** start of Data provided **
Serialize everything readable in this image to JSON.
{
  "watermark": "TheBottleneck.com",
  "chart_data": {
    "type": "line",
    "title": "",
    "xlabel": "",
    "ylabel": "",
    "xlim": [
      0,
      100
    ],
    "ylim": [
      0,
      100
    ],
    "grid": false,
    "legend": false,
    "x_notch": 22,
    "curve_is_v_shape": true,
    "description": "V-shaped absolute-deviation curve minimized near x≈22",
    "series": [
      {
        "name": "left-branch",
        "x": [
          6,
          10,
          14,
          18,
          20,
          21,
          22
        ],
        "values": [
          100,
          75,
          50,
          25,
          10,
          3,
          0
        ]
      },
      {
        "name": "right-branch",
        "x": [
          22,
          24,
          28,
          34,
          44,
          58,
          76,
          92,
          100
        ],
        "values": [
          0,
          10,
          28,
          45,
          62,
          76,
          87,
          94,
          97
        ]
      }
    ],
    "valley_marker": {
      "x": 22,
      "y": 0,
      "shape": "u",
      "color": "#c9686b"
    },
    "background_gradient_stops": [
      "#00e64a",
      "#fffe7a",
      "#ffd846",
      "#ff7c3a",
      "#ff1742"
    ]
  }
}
** end of Data provided **
- What is asked
Transcribe all of the material exactly. Omit nothing.

- Expected answer
Serialize everything readable in this image to JSON.
{
  "watermark": "TheBottleneck.com",
  "chart_data": {
    "type": "line",
    "title": "",
    "xlabel": "",
    "ylabel": "",
    "xlim": [
      0,
      100
    ],
    "ylim": [
      0,
      100
    ],
    "grid": false,
    "legend": false,
    "x_notch": 22,
    "curve_is_v_shape": true,
    "description": "V-shaped absolute-deviation curve minimized near x≈22",
    "series": [
      {
        "name": "left-branch",
        "x": [
          6,
          10,
          14,
          18,
          20,
          21,
          22
        ],
        "values": [
          100,
          75,
          50,
          25,
          10,
          3,
          0
        ]
      },
      {
        "name": "right-branch",
        "x": [
          22,
          24,
          28,
          34,
          44,
          58,
          76,
          92,
          100
        ],
        "values": [
          0,
          10,
          28,
          45,
          62,
          76,
          87,
          94,
          97
        ]
      }
    ],
    "valley_marker": {
      "x": 22,
      "y": 0,
      "shape": "u",
      "color": "#c9686b"
    },
    "background_gradient_stops": [
      "#00e64a",
      "#fffe7a",
      "#ffd846",
      "#ff7c3a",
      "#ff1742"
    ]
  }
}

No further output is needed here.